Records

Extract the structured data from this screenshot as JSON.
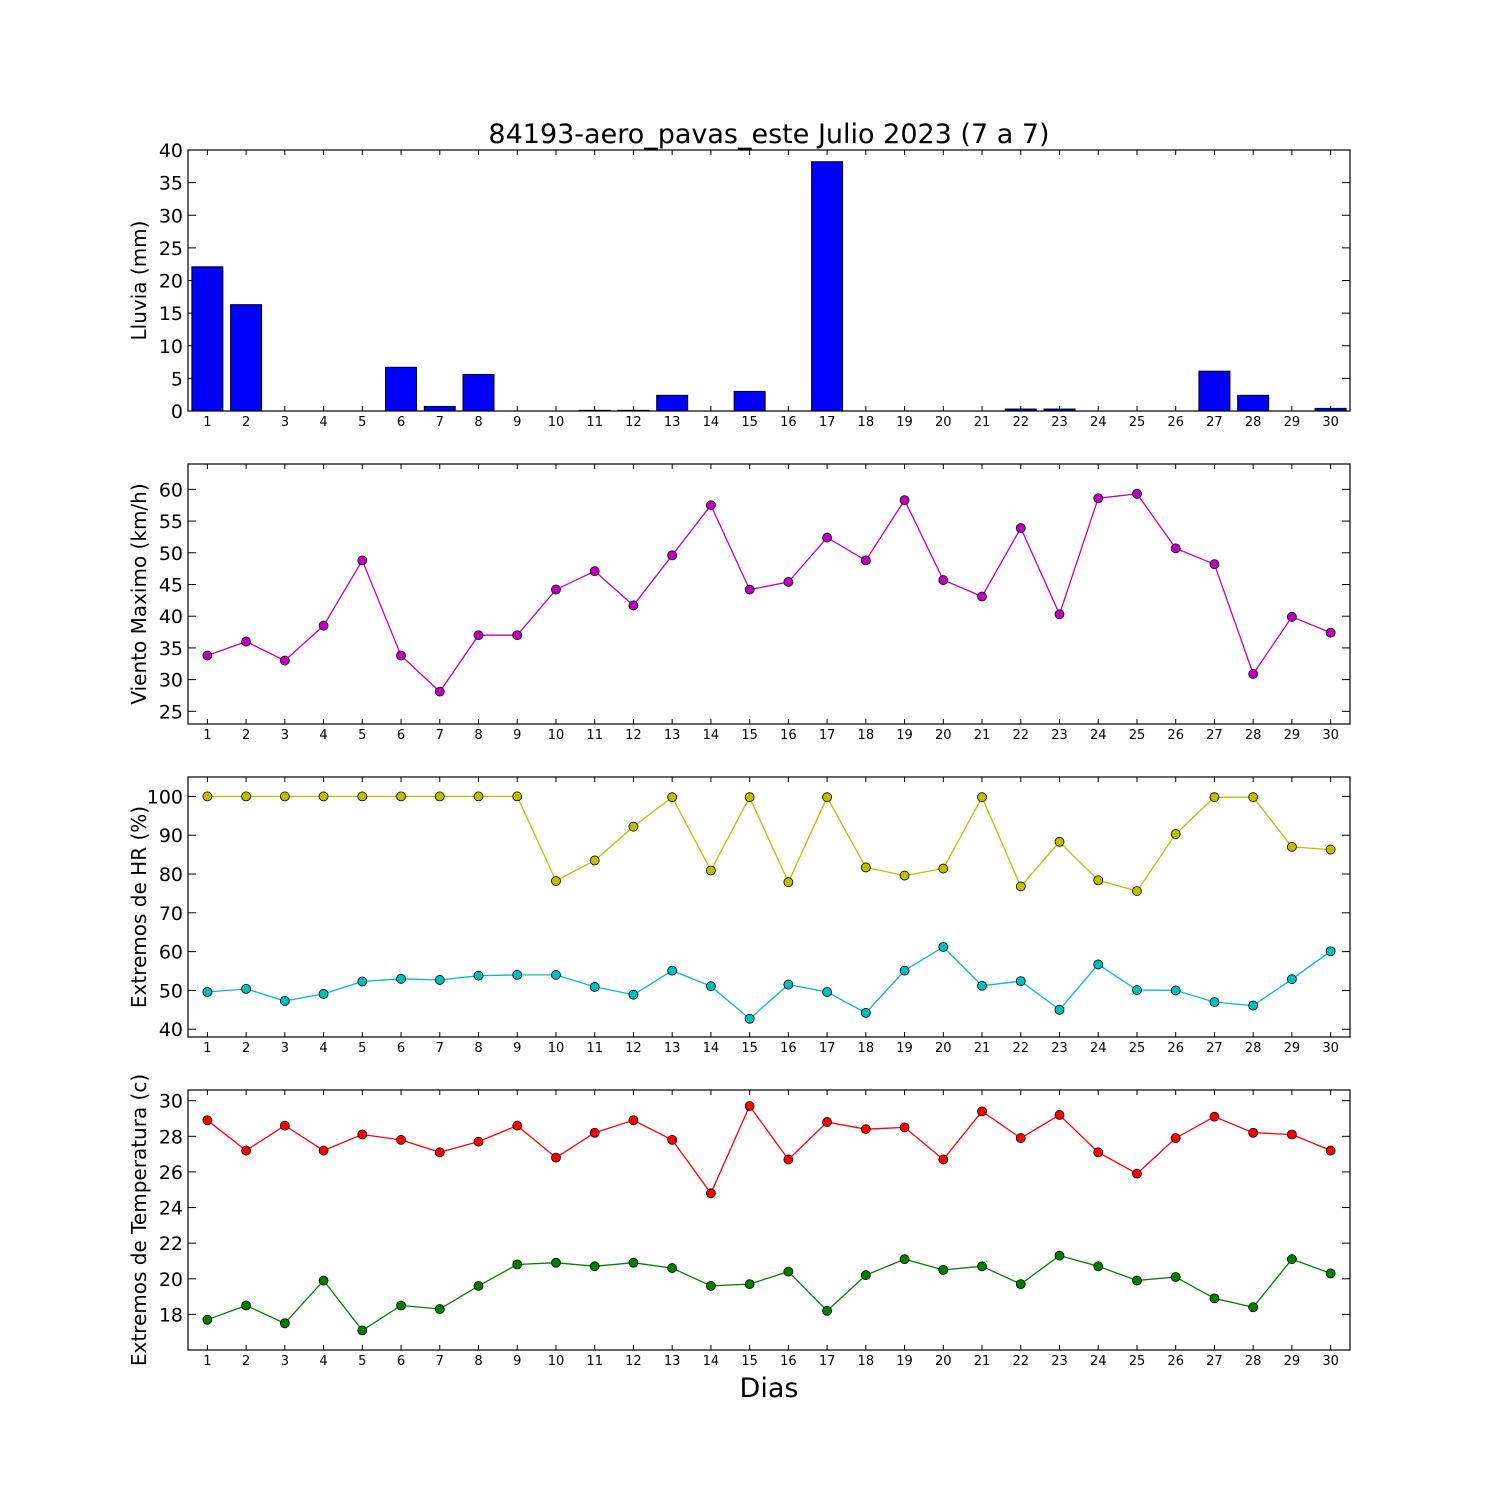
{
  "title": "84193-aero_pavas_este Julio 2023  (7 a 7)",
  "xlabel": "Dias",
  "colors": {
    "rain": "#0000ff",
    "wind": "#bf00bf",
    "hr_max": "#bfbf00",
    "hr_min": "#00bfbf",
    "temp_max": "#ff0000",
    "temp_min": "#008000"
  },
  "chart_data": [
    {
      "type": "bar",
      "ylabel": "Lluvia (mm)",
      "ylim": [
        0,
        40
      ],
      "yticks": [
        0,
        5,
        10,
        15,
        20,
        25,
        30,
        35,
        40
      ],
      "categories": [
        1,
        2,
        3,
        4,
        5,
        6,
        7,
        8,
        9,
        10,
        11,
        12,
        13,
        14,
        15,
        16,
        17,
        18,
        19,
        20,
        21,
        22,
        23,
        24,
        25,
        26,
        27,
        28,
        29,
        30
      ],
      "values": [
        22.1,
        16.3,
        0,
        0,
        0,
        6.7,
        0.7,
        5.6,
        0,
        0,
        0.1,
        0.1,
        2.4,
        0,
        3.0,
        0,
        38.2,
        0,
        0,
        0,
        0,
        0.3,
        0.3,
        0,
        0,
        0,
        6.1,
        2.4,
        0,
        0.4
      ]
    },
    {
      "type": "line",
      "ylabel": "Viento Maximo (km/h)",
      "ylim": [
        23,
        64
      ],
      "yticks": [
        25,
        30,
        35,
        40,
        45,
        50,
        55,
        60
      ],
      "x": [
        1,
        2,
        3,
        4,
        5,
        6,
        7,
        8,
        9,
        10,
        11,
        12,
        13,
        14,
        15,
        16,
        17,
        18,
        19,
        20,
        21,
        22,
        23,
        24,
        25,
        26,
        27,
        28,
        29,
        30
      ],
      "series": [
        {
          "color": "#bf00bf",
          "values": [
            33.8,
            36.0,
            33.0,
            38.5,
            48.8,
            33.8,
            28.1,
            37.0,
            37.0,
            44.2,
            47.1,
            41.7,
            49.6,
            57.5,
            44.2,
            45.4,
            52.4,
            48.8,
            58.3,
            45.7,
            43.1,
            53.9,
            40.3,
            58.6,
            59.3,
            50.7,
            48.2,
            30.9,
            39.9,
            37.4
          ]
        }
      ]
    },
    {
      "type": "line",
      "ylabel": "Extremos de HR (%)",
      "ylim": [
        38,
        105
      ],
      "yticks": [
        40,
        50,
        60,
        70,
        80,
        90,
        100
      ],
      "x": [
        1,
        2,
        3,
        4,
        5,
        6,
        7,
        8,
        9,
        10,
        11,
        12,
        13,
        14,
        15,
        16,
        17,
        18,
        19,
        20,
        21,
        22,
        23,
        24,
        25,
        26,
        27,
        28,
        29,
        30
      ],
      "series": [
        {
          "color": "#bfbf00",
          "values": [
            100,
            100,
            100,
            100,
            100,
            100,
            100,
            100,
            100,
            78.2,
            83.5,
            92.2,
            99.8,
            80.9,
            99.8,
            77.9,
            99.8,
            81.7,
            79.6,
            81.4,
            99.8,
            76.8,
            88.3,
            78.4,
            75.6,
            90.3,
            99.8,
            99.8,
            87.0,
            86.3
          ]
        },
        {
          "color": "#00bfbf",
          "values": [
            49.6,
            50.4,
            47.3,
            49.1,
            52.3,
            53.0,
            52.7,
            53.8,
            54.0,
            54.0,
            50.9,
            48.9,
            55.1,
            51.1,
            42.7,
            51.5,
            49.6,
            44.2,
            55.1,
            61.2,
            51.2,
            52.4,
            45.0,
            56.7,
            50.1,
            50.0,
            47.0,
            46.1,
            52.9,
            60.1
          ]
        }
      ]
    },
    {
      "type": "line",
      "ylabel": "Extremos de Temperatura (c)",
      "ylim": [
        16,
        30.6
      ],
      "yticks": [
        18,
        20,
        22,
        24,
        26,
        28,
        30
      ],
      "x": [
        1,
        2,
        3,
        4,
        5,
        6,
        7,
        8,
        9,
        10,
        11,
        12,
        13,
        14,
        15,
        16,
        17,
        18,
        19,
        20,
        21,
        22,
        23,
        24,
        25,
        26,
        27,
        28,
        29,
        30
      ],
      "series": [
        {
          "color": "#ff0000",
          "values": [
            28.9,
            27.2,
            28.6,
            27.2,
            28.1,
            27.8,
            27.1,
            27.7,
            28.6,
            26.8,
            28.2,
            28.9,
            27.8,
            24.8,
            29.7,
            26.7,
            28.8,
            28.4,
            28.5,
            26.7,
            29.4,
            27.9,
            29.2,
            27.1,
            25.9,
            27.9,
            29.1,
            28.2,
            28.1,
            27.2
          ]
        },
        {
          "color": "#008000",
          "values": [
            17.7,
            18.5,
            17.5,
            19.9,
            17.1,
            18.5,
            18.3,
            19.6,
            20.8,
            20.9,
            20.7,
            20.9,
            20.6,
            19.6,
            19.7,
            20.4,
            18.2,
            20.2,
            21.1,
            20.5,
            20.7,
            19.7,
            21.3,
            20.7,
            19.9,
            20.1,
            18.9,
            18.4,
            21.1,
            20.3
          ]
        }
      ]
    }
  ]
}
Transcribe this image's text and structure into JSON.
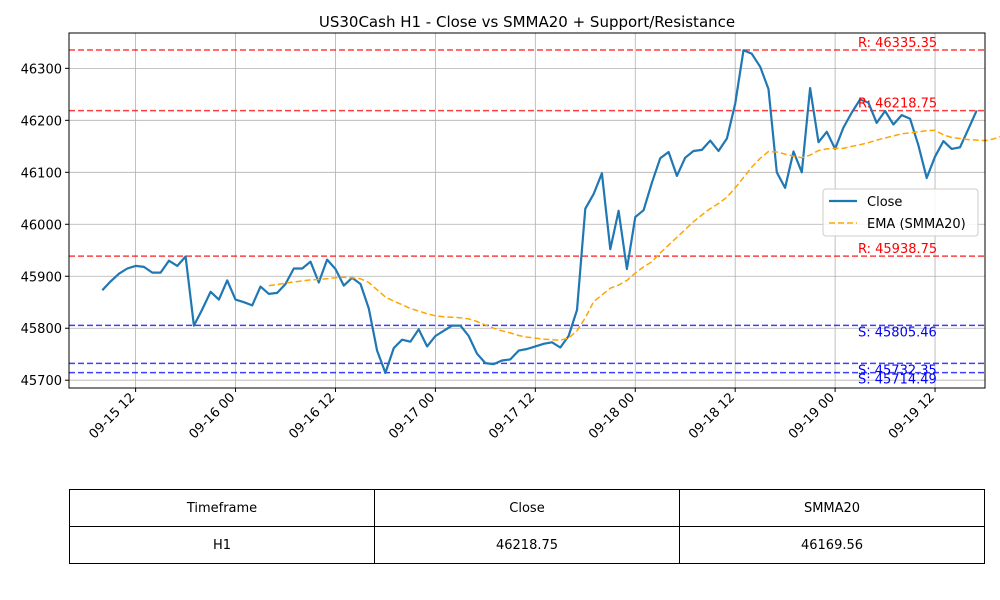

## Task requirements
Except for the pictures, give all the material above again verbatim.

## Reply to the exercise
Extract the structured data from this screenshot as JSON.
{
  "title": "84193-aero_pavas_este Julio 2023  (7 a 7)",
  "xlabel": "Dias",
  "colors": {
    "rain": "#0000ff",
    "wind": "#bf00bf",
    "hr_max": "#bfbf00",
    "hr_min": "#00bfbf",
    "temp_max": "#ff0000",
    "temp_min": "#008000"
  },
  "chart_data": [
    {
      "type": "bar",
      "ylabel": "Lluvia (mm)",
      "ylim": [
        0,
        40
      ],
      "yticks": [
        0,
        5,
        10,
        15,
        20,
        25,
        30,
        35,
        40
      ],
      "categories": [
        1,
        2,
        3,
        4,
        5,
        6,
        7,
        8,
        9,
        10,
        11,
        12,
        13,
        14,
        15,
        16,
        17,
        18,
        19,
        20,
        21,
        22,
        23,
        24,
        25,
        26,
        27,
        28,
        29,
        30
      ],
      "values": [
        22.1,
        16.3,
        0,
        0,
        0,
        6.7,
        0.7,
        5.6,
        0,
        0,
        0.1,
        0.1,
        2.4,
        0,
        3.0,
        0,
        38.2,
        0,
        0,
        0,
        0,
        0.3,
        0.3,
        0,
        0,
        0,
        6.1,
        2.4,
        0,
        0.4
      ]
    },
    {
      "type": "line",
      "ylabel": "Viento Maximo (km/h)",
      "ylim": [
        23,
        64
      ],
      "yticks": [
        25,
        30,
        35,
        40,
        45,
        50,
        55,
        60
      ],
      "x": [
        1,
        2,
        3,
        4,
        5,
        6,
        7,
        8,
        9,
        10,
        11,
        12,
        13,
        14,
        15,
        16,
        17,
        18,
        19,
        20,
        21,
        22,
        23,
        24,
        25,
        26,
        27,
        28,
        29,
        30
      ],
      "series": [
        {
          "color": "#bf00bf",
          "values": [
            33.8,
            36.0,
            33.0,
            38.5,
            48.8,
            33.8,
            28.1,
            37.0,
            37.0,
            44.2,
            47.1,
            41.7,
            49.6,
            57.5,
            44.2,
            45.4,
            52.4,
            48.8,
            58.3,
            45.7,
            43.1,
            53.9,
            40.3,
            58.6,
            59.3,
            50.7,
            48.2,
            30.9,
            39.9,
            37.4
          ]
        }
      ]
    },
    {
      "type": "line",
      "ylabel": "Extremos de HR (%)",
      "ylim": [
        38,
        105
      ],
      "yticks": [
        40,
        50,
        60,
        70,
        80,
        90,
        100
      ],
      "x": [
        1,
        2,
        3,
        4,
        5,
        6,
        7,
        8,
        9,
        10,
        11,
        12,
        13,
        14,
        15,
        16,
        17,
        18,
        19,
        20,
        21,
        22,
        23,
        24,
        25,
        26,
        27,
        28,
        29,
        30
      ],
      "series": [
        {
          "color": "#bfbf00",
          "values": [
            100,
            100,
            100,
            100,
            100,
            100,
            100,
            100,
            100,
            78.2,
            83.5,
            92.2,
            99.8,
            80.9,
            99.8,
            77.9,
            99.8,
            81.7,
            79.6,
            81.4,
            99.8,
            76.8,
            88.3,
            78.4,
            75.6,
            90.3,
            99.8,
            99.8,
            87.0,
            86.3
          ]
        },
        {
          "color": "#00bfbf",
          "values": [
            49.6,
            50.4,
            47.3,
            49.1,
            52.3,
            53.0,
            52.7,
            53.8,
            54.0,
            54.0,
            50.9,
            48.9,
            55.1,
            51.1,
            42.7,
            51.5,
            49.6,
            44.2,
            55.1,
            61.2,
            51.2,
            52.4,
            45.0,
            56.7,
            50.1,
            50.0,
            47.0,
            46.1,
            52.9,
            60.1
          ]
        }
      ]
    },
    {
      "type": "line",
      "ylabel": "Extremos de Temperatura (c)",
      "ylim": [
        16,
        30.6
      ],
      "yticks": [
        18,
        20,
        22,
        24,
        26,
        28,
        30
      ],
      "x": [
        1,
        2,
        3,
        4,
        5,
        6,
        7,
        8,
        9,
        10,
        11,
        12,
        13,
        14,
        15,
        16,
        17,
        18,
        19,
        20,
        21,
        22,
        23,
        24,
        25,
        26,
        27,
        28,
        29,
        30
      ],
      "series": [
        {
          "color": "#ff0000",
          "values": [
            28.9,
            27.2,
            28.6,
            27.2,
            28.1,
            27.8,
            27.1,
            27.7,
            28.6,
            26.8,
            28.2,
            28.9,
            27.8,
            24.8,
            29.7,
            26.7,
            28.8,
            28.4,
            28.5,
            26.7,
            29.4,
            27.9,
            29.2,
            27.1,
            25.9,
            27.9,
            29.1,
            28.2,
            28.1,
            27.2
          ]
        },
        {
          "color": "#008000",
          "values": [
            17.7,
            18.5,
            17.5,
            19.9,
            17.1,
            18.5,
            18.3,
            19.6,
            20.8,
            20.9,
            20.7,
            20.9,
            20.6,
            19.6,
            19.7,
            20.4,
            18.2,
            20.2,
            21.1,
            20.5,
            20.7,
            19.7,
            21.3,
            20.7,
            19.9,
            20.1,
            18.9,
            18.4,
            21.1,
            20.3
          ]
        }
      ]
    }
  ]
}
Transcribe this image's text and structure into JSON.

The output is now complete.